● **GOAL OF THE EXERCISE**
Will you quote all of the entries, word for word?

:: DATASET ROWS

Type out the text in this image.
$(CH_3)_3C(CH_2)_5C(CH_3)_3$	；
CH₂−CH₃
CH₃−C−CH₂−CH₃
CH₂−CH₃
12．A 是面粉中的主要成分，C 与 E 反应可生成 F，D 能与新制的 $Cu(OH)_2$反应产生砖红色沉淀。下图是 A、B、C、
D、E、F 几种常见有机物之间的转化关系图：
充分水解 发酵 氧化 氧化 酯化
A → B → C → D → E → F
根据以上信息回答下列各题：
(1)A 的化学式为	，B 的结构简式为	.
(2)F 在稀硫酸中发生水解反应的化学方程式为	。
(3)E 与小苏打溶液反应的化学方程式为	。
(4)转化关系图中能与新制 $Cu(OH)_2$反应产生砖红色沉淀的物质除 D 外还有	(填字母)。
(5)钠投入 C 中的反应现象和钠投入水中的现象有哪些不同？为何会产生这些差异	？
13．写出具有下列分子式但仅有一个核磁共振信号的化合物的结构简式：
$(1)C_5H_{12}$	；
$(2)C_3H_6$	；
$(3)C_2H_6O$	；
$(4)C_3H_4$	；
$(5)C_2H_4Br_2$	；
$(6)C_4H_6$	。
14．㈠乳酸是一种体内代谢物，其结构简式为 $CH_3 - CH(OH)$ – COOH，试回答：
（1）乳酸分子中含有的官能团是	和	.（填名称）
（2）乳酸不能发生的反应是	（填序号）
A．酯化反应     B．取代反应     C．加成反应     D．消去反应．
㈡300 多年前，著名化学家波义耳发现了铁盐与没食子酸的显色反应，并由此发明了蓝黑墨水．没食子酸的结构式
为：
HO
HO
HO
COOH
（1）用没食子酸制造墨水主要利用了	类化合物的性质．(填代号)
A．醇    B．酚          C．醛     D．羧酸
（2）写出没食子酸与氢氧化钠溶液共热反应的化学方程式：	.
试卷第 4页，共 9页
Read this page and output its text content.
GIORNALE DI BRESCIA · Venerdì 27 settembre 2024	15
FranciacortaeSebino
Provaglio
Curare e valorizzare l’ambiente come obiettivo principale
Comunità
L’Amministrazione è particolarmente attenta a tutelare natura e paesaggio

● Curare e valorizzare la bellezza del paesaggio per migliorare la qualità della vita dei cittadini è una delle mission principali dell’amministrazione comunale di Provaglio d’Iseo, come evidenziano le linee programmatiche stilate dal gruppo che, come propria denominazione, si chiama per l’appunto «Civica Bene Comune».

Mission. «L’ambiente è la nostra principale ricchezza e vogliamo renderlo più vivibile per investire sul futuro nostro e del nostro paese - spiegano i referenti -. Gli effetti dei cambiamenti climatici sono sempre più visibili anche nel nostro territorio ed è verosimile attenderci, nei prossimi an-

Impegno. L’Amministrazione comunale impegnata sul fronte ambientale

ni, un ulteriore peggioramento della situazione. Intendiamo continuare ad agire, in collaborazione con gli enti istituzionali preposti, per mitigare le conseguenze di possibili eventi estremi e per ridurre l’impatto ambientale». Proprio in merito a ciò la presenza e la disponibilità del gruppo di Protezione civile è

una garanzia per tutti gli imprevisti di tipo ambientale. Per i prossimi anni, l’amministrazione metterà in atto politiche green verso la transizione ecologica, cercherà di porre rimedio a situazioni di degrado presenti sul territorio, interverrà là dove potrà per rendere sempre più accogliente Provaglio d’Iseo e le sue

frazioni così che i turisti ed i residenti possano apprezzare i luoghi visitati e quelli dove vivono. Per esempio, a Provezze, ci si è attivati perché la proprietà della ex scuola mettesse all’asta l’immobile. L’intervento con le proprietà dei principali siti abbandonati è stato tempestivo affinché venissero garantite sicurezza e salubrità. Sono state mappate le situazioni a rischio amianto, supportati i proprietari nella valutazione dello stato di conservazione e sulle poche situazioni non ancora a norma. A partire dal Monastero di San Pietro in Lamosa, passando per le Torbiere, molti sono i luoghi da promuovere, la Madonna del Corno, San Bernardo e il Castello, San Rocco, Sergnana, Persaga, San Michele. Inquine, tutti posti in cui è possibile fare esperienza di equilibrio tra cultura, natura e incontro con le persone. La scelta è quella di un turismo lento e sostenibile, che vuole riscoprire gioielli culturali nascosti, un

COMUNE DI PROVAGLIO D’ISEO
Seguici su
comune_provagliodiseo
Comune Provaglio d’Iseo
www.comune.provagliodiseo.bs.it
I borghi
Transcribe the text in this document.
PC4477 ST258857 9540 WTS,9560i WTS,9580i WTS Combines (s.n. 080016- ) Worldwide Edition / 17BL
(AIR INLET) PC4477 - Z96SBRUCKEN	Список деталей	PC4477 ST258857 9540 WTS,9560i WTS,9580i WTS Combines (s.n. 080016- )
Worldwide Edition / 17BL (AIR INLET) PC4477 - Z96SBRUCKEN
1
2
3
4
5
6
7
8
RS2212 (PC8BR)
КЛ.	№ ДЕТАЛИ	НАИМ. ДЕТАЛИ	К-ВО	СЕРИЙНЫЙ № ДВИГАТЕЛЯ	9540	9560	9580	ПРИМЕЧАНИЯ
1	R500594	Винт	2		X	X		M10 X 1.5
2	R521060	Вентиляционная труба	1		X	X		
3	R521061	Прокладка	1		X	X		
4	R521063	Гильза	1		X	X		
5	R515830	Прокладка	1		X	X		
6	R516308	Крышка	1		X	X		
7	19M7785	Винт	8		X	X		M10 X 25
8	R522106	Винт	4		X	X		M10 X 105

::::

● **REPLY TO THE EXERCISE**
Type out the text in this image.
$(CH_3)_3C(CH_2)_5C(CH_3)_3$	；
CH₂−CH₃
CH₃−C−CH₂−CH₃
CH₂−CH₃
12．A 是面粉中的主要成分，C 与 E 反应可生成 F，D 能与新制的 $Cu(OH)_2$反应产生砖红色沉淀。下图是 A、B、C、
D、E、F 几种常见有机物之间的转化关系图：
充分水解 发酵 氧化 氧化 酯化
A → B → C → D → E → F
根据以上信息回答下列各题：
(1)A 的化学式为	，B 的结构简式为	.
(2)F 在稀硫酸中发生水解反应的化学方程式为	。
(3)E 与小苏打溶液反应的化学方程式为	。
(4)转化关系图中能与新制 $Cu(OH)_2$反应产生砖红色沉淀的物质除 D 外还有	(填字母)。
(5)钠投入 C 中的反应现象和钠投入水中的现象有哪些不同？为何会产生这些差异	？
13．写出具有下列分子式但仅有一个核磁共振信号的化合物的结构简式：
$(1)C_5H_{12}$	；
$(2)C_3H_6$	；
$(3)C_2H_6O$	；
$(4)C_3H_4$	；
$(5)C_2H_4Br_2$	；
$(6)C_4H_6$	。
14．㈠乳酸是一种体内代谢物，其结构简式为 $CH_3 - CH(OH)$ – COOH，试回答：
（1）乳酸分子中含有的官能团是	和	.（填名称）
（2）乳酸不能发生的反应是	（填序号）
A．酯化反应     B．取代反应     C．加成反应     D．消去反应．
㈡300 多年前，著名化学家波义耳发现了铁盐与没食子酸的显色反应，并由此发明了蓝黑墨水．没食子酸的结构式
为：
HO
HO
HO
COOH
（1）用没食子酸制造墨水主要利用了	类化合物的性质．(填代号)
A．醇    B．酚          C．醛     D．羧酸
（2）写出没食子酸与氢氧化钠溶液共热反应的化学方程式：	.
试卷第 4页，共 9页
Read this page and output its text content.
GIORNALE DI BRESCIA · Venerdì 27 settembre 2024	15
FranciacortaeSebino
Provaglio
Curare e valorizzare l’ambiente come obiettivo principale
Comunità
L’Amministrazione è particolarmente attenta a tutelare natura e paesaggio

● Curare e valorizzare la bellezza del paesaggio per migliorare la qualità della vita dei cittadini è una delle mission principali dell’amministrazione comunale di Provaglio d’Iseo, come evidenziano le linee programmatiche stilate dal gruppo che, come propria denominazione, si chiama per l’appunto «Civica Bene Comune».

Mission. «L’ambiente è la nostra principale ricchezza e vogliamo renderlo più vivibile per investire sul futuro nostro e del nostro paese - spiegano i referenti -. Gli effetti dei cambiamenti climatici sono sempre più visibili anche nel nostro territorio ed è verosimile attenderci, nei prossimi an-

Impegno. L’Amministrazione comunale impegnata sul fronte ambientale

ni, un ulteriore peggioramento della situazione. Intendiamo continuare ad agire, in collaborazione con gli enti istituzionali preposti, per mitigare le conseguenze di possibili eventi estremi e per ridurre l’impatto ambientale». Proprio in merito a ciò la presenza e la disponibilità del gruppo di Protezione civile è

una garanzia per tutti gli imprevisti di tipo ambientale. Per i prossimi anni, l’amministrazione metterà in atto politiche green verso la transizione ecologica, cercherà di porre rimedio a situazioni di degrado presenti sul territorio, interverrà là dove potrà per rendere sempre più accogliente Provaglio d’Iseo e le sue

frazioni così che i turisti ed i residenti possano apprezzare i luoghi visitati e quelli dove vivono. Per esempio, a Provezze, ci si è attivati perché la proprietà della ex scuola mettesse all’asta l’immobile. L’intervento con le proprietà dei principali siti abbandonati è stato tempestivo affinché venissero garantite sicurezza e salubrità. Sono state mappate le situazioni a rischio amianto, supportati i proprietari nella valutazione dello stato di conservazione e sulle poche situazioni non ancora a norma. A partire dal Monastero di San Pietro in Lamosa, passando per le Torbiere, molti sono i luoghi da promuovere, la Madonna del Corno, San Bernardo e il Castello, San Rocco, Sergnana, Persaga, San Michele. Inquine, tutti posti in cui è possibile fare esperienza di equilibrio tra cultura, natura e incontro con le persone. La scelta è quella di un turismo lento e sostenibile, che vuole riscoprire gioielli culturali nascosti, un

COMUNE DI PROVAGLIO D’ISEO
Seguici su
comune_provagliodiseo
Comune Provaglio d’Iseo
www.comune.provagliodiseo.bs.it
I borghi
Transcribe the text in this document.
PC4477 ST258857 9540 WTS,9560i WTS,9580i WTS Combines (s.n. 080016- ) Worldwide Edition / 17BL
(AIR INLET) PC4477 - Z96SBRUCKEN	Список деталей	PC4477 ST258857 9540 WTS,9560i WTS,9580i WTS Combines (s.n. 080016- )
Worldwide Edition / 17BL (AIR INLET) PC4477 - Z96SBRUCKEN
1
2
3
4
5
6
7
8
RS2212 (PC8BR)
КЛ.	№ ДЕТАЛИ	НАИМ. ДЕТАЛИ	К-ВО	СЕРИЙНЫЙ № ДВИГАТЕЛЯ	9540	9560	9580	ПРИМЕЧАНИЯ
1	R500594	Винт	2		X	X		M10 X 1.5
2	R521060	Вентиляционная труба	1		X	X		
3	R521061	Прокладка	1		X	X		
4	R521063	Гильза	1		X	X		
5	R515830	Прокладка	1		X	X		
6	R516308	Крышка	1		X	X		
7	19M7785	Винт	8		X	X		M10 X 25
8	R522106	Винт	4		X	X		M10 X 105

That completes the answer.